↓

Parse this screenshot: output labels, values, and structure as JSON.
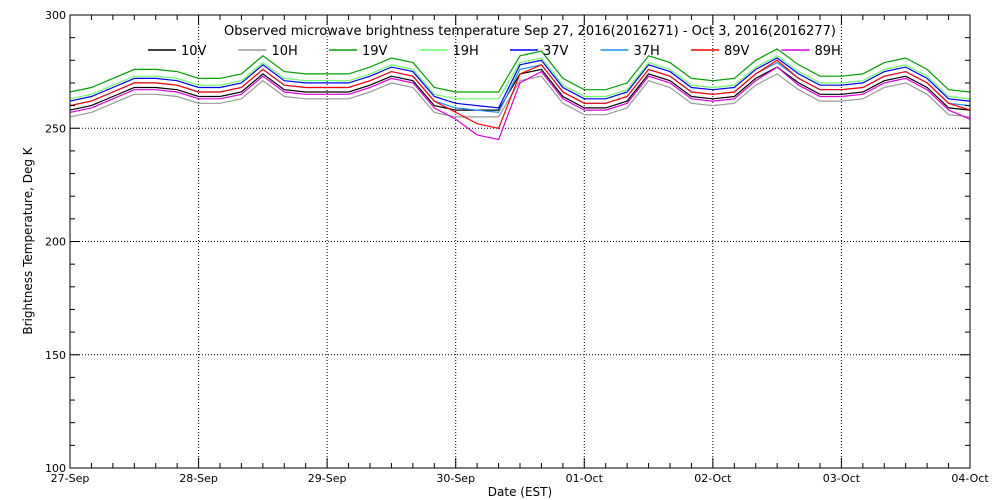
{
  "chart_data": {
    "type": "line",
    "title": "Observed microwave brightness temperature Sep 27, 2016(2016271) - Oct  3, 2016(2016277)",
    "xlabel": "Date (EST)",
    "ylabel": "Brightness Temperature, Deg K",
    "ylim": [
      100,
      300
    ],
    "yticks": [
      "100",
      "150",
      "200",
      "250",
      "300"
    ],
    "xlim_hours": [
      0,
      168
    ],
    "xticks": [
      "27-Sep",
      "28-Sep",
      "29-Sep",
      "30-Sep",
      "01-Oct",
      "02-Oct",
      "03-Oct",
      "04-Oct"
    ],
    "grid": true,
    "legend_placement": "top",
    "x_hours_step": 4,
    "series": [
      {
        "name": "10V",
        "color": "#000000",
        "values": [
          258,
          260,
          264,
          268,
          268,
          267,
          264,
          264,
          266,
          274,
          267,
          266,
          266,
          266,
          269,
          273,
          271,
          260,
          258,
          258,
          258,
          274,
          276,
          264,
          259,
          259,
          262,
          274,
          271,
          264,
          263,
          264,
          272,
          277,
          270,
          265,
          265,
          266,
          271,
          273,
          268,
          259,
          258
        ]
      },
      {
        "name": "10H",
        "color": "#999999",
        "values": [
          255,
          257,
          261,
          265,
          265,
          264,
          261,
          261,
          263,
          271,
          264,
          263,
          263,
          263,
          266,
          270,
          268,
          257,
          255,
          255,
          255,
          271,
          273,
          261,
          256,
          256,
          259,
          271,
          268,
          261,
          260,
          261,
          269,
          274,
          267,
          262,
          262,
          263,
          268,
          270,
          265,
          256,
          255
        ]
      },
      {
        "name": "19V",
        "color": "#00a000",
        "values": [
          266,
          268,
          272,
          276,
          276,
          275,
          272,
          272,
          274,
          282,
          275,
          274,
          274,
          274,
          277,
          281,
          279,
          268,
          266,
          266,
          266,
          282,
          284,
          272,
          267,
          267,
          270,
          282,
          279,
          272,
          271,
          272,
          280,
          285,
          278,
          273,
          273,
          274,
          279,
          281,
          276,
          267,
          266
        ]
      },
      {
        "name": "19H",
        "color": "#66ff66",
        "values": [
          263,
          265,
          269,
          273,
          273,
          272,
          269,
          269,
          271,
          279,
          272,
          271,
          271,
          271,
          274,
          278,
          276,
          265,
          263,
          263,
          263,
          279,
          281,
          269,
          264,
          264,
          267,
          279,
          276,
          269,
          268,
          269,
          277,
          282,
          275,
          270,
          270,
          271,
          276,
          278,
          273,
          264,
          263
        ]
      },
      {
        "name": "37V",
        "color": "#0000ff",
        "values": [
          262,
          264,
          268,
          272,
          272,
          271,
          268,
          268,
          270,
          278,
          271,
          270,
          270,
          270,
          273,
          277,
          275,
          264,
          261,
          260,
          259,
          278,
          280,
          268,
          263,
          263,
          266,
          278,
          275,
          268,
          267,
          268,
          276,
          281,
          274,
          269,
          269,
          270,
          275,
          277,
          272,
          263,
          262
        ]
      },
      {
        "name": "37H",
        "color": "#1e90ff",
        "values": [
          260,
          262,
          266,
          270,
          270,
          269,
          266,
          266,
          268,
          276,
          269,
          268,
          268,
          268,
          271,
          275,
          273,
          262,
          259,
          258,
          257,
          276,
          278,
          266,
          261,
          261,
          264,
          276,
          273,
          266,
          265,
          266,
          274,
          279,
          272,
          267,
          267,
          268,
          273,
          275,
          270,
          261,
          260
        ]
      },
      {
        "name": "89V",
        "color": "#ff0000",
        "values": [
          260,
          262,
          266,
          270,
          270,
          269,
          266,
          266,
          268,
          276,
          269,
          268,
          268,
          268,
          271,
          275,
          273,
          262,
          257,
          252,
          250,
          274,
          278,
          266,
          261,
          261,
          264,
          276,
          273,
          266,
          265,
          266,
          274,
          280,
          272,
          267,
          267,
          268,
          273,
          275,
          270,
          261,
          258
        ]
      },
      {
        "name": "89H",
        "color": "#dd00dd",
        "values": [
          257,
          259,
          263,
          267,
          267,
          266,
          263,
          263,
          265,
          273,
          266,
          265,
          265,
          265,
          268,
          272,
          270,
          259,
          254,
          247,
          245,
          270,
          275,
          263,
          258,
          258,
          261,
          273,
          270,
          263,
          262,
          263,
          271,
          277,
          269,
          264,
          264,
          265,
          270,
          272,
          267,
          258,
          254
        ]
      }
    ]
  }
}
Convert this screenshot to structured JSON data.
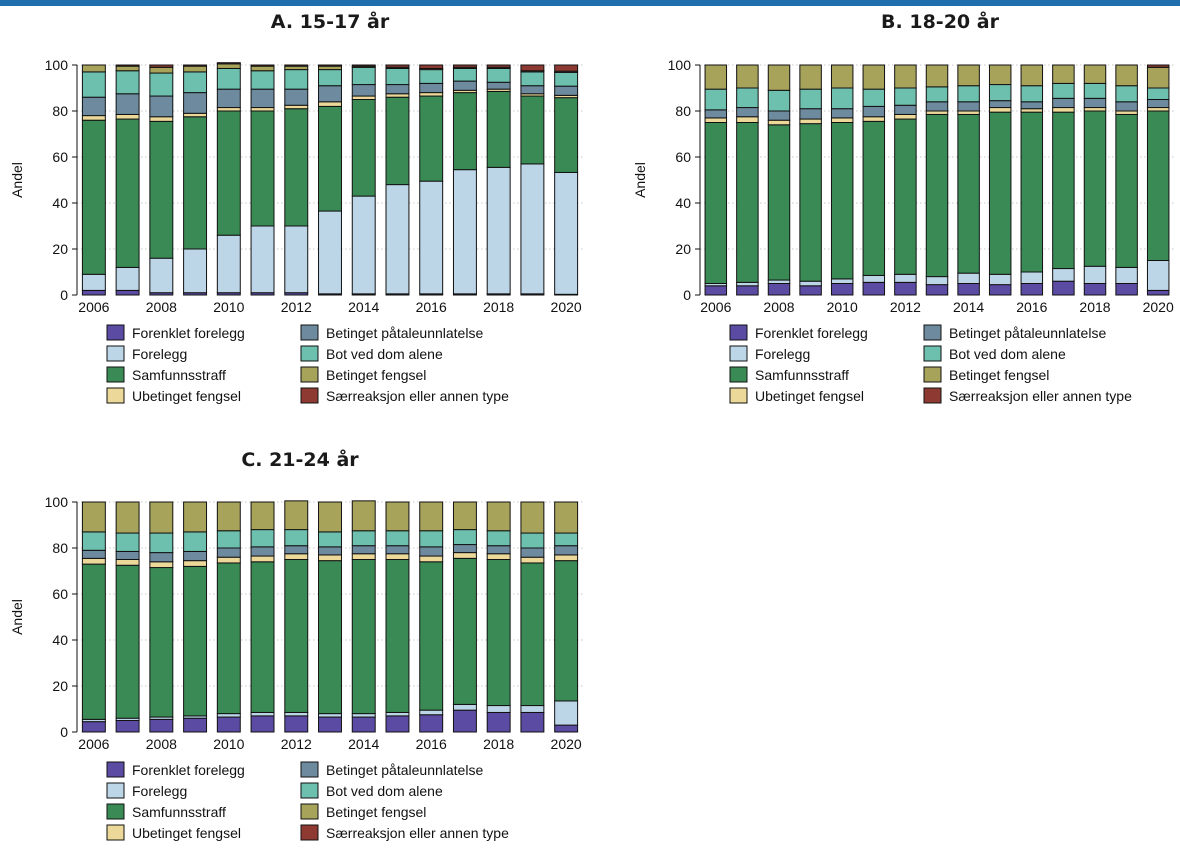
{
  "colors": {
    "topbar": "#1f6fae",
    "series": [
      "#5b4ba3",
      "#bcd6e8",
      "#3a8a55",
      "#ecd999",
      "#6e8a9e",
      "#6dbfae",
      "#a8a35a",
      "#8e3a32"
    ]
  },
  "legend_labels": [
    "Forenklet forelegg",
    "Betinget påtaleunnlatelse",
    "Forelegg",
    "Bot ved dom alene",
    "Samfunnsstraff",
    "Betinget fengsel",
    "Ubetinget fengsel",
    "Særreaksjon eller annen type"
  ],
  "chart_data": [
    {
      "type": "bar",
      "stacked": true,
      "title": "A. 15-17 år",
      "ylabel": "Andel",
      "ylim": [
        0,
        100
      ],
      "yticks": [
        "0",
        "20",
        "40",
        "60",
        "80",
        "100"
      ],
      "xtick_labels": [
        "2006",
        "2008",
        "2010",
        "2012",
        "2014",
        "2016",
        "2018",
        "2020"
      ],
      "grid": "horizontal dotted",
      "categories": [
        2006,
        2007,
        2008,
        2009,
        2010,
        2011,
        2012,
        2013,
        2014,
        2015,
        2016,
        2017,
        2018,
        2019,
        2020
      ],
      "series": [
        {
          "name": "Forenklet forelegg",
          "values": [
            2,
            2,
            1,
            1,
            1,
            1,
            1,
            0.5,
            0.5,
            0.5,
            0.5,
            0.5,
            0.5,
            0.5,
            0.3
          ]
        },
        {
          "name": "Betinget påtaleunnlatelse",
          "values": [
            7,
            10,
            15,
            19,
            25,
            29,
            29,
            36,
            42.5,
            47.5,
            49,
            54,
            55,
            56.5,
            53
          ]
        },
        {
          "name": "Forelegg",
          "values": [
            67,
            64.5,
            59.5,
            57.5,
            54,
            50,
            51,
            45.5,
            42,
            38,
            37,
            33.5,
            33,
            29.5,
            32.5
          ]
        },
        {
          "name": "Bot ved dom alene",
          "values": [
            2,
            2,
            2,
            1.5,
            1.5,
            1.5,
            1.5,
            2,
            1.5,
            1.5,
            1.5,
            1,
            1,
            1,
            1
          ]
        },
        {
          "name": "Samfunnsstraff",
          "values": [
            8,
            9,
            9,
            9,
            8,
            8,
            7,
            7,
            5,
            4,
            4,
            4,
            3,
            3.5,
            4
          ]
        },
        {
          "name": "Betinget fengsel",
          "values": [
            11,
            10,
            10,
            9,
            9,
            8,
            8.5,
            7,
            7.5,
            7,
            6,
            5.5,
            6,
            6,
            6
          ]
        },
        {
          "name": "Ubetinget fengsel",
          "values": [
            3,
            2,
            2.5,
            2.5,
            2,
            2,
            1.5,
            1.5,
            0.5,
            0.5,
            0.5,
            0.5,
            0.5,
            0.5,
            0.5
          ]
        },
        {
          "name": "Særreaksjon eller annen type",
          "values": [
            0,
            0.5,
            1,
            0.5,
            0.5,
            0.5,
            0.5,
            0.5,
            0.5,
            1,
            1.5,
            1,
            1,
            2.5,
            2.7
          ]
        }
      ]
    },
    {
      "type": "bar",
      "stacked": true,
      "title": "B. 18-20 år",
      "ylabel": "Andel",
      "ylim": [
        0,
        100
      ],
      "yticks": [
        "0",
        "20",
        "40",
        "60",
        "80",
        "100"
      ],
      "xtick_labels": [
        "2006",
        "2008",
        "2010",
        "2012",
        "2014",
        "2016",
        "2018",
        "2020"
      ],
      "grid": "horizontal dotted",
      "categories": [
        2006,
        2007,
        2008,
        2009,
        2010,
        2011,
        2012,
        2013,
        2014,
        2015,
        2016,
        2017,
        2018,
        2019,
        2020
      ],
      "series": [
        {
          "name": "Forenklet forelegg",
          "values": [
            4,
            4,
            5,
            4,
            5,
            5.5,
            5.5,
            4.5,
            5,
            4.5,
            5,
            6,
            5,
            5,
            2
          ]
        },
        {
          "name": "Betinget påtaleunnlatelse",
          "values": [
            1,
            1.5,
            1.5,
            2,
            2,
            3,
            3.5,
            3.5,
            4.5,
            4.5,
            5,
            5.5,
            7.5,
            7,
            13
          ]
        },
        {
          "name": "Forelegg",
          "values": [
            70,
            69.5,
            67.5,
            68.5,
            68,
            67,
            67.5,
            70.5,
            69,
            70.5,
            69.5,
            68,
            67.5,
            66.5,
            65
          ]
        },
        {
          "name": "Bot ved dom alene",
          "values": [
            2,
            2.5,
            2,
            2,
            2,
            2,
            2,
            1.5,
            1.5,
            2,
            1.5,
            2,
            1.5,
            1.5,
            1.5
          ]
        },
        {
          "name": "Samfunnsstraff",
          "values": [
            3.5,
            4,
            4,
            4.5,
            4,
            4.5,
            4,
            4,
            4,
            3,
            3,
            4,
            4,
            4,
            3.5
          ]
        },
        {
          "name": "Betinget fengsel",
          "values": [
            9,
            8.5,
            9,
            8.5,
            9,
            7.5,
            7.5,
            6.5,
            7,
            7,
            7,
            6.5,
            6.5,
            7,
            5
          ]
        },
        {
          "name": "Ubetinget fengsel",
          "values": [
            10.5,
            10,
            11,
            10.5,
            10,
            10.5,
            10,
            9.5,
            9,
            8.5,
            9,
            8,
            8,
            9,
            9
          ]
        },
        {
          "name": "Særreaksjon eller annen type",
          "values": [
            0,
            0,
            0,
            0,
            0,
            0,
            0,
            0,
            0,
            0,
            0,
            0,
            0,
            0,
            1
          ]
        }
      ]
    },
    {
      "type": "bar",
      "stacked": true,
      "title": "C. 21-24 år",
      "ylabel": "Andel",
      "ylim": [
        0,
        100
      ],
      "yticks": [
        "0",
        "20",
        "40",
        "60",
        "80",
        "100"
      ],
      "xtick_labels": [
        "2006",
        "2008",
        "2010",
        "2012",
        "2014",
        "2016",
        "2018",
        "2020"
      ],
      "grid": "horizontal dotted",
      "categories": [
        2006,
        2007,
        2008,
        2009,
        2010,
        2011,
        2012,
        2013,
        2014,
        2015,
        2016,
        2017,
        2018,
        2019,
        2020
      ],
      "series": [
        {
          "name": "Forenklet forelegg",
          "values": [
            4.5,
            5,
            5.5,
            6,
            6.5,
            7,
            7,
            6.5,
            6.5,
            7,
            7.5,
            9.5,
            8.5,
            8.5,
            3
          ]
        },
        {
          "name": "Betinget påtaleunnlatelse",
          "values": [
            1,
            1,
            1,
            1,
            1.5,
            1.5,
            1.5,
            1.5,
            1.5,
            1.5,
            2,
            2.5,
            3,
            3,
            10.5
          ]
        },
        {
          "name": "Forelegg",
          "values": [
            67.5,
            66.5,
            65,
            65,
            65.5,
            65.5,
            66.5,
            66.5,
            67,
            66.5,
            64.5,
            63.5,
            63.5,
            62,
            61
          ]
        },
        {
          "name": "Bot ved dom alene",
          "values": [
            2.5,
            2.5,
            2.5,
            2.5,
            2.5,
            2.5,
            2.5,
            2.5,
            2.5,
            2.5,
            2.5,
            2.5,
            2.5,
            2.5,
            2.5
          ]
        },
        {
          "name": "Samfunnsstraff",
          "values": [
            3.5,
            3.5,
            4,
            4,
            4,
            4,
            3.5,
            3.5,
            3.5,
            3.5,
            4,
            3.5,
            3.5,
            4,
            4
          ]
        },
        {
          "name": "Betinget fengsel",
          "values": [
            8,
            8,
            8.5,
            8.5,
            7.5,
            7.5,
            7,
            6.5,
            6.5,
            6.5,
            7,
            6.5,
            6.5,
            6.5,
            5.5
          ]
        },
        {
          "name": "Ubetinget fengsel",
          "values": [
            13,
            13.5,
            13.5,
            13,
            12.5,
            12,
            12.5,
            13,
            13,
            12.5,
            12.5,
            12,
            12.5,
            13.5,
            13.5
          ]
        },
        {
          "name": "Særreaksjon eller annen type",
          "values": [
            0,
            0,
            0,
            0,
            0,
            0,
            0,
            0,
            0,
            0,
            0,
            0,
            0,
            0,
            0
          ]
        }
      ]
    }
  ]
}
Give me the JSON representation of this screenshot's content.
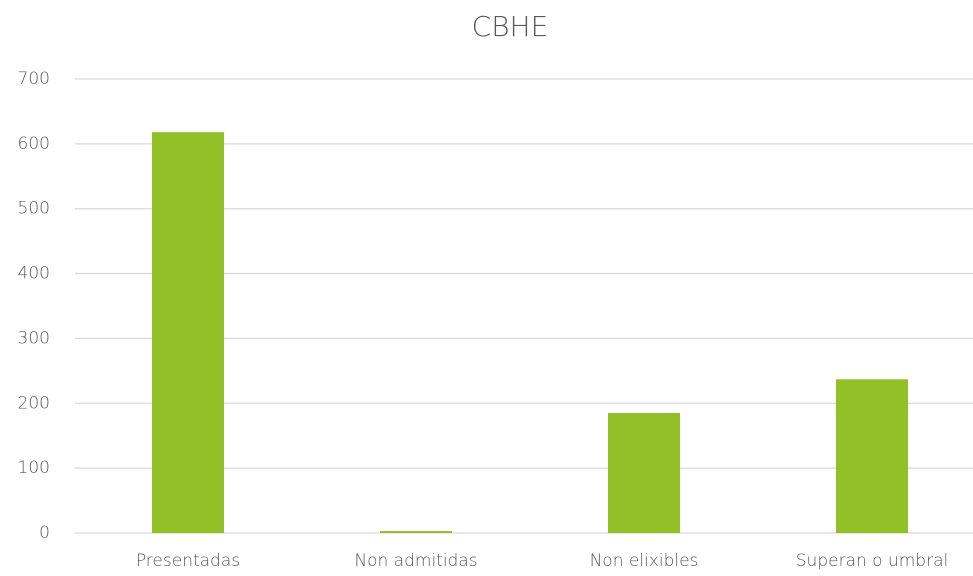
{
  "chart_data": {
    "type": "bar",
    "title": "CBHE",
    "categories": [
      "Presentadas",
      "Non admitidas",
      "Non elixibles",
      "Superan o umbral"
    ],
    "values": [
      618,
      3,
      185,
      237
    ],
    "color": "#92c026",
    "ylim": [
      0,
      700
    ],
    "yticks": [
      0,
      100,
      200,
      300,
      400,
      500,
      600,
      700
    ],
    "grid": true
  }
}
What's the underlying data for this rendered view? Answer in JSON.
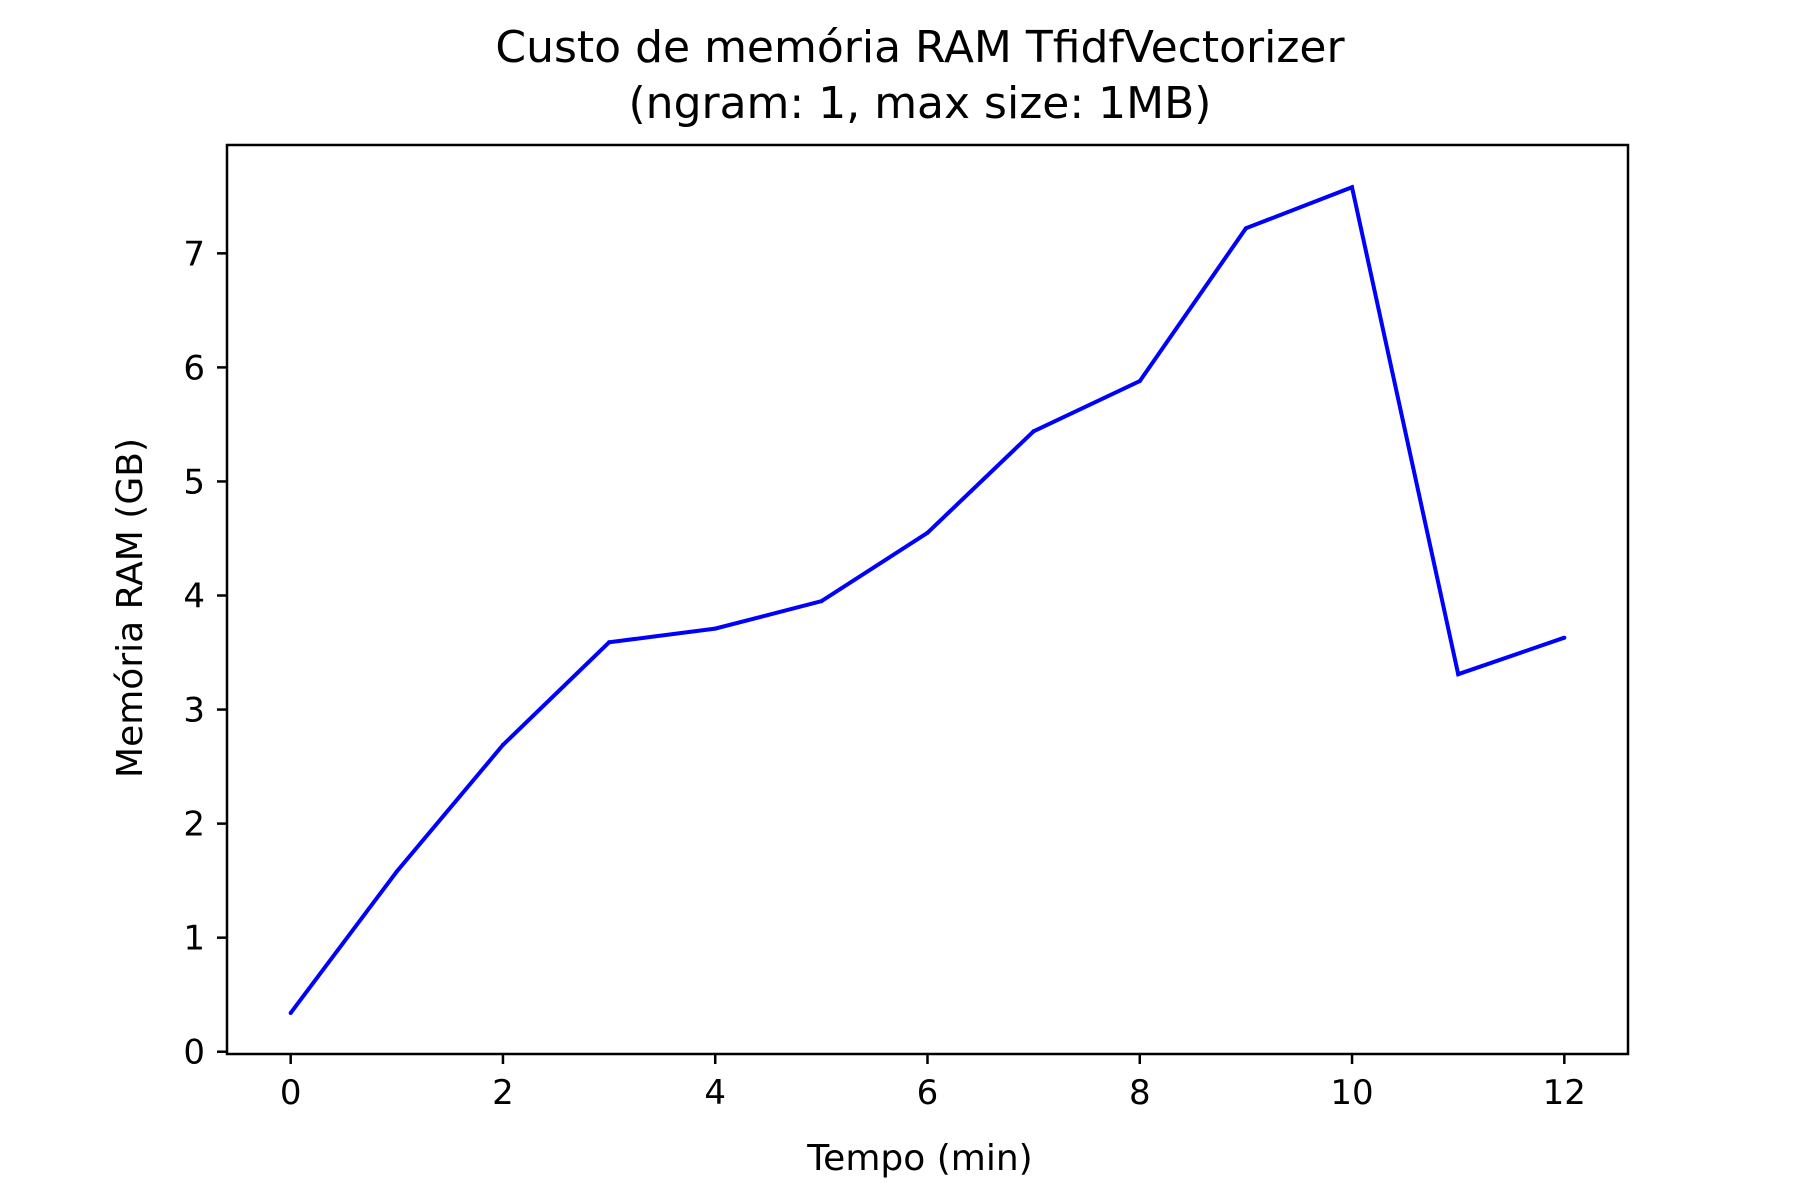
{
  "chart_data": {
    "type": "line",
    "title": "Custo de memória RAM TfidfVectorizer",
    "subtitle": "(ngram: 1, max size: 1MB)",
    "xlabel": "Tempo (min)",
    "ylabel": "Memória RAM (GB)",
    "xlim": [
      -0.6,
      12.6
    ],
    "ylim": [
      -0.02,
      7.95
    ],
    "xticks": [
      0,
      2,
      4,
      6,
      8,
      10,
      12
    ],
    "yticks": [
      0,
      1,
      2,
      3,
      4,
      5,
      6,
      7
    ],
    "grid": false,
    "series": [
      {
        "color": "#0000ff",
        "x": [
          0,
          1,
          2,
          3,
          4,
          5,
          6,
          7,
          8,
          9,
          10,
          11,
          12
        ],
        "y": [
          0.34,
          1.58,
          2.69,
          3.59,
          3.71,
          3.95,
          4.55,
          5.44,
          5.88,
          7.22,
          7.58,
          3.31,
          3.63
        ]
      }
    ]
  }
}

↑

**What you are asked to do**: Identify the lines of the data that contain the word "screenshot". Copy each of them.

**Solution for this exercise**:
Parse this screenshot: output labels, values, and structure as JSON.
Convert this screenshot to structured JSON data.
Give me the JSON representation of this screenshot's content.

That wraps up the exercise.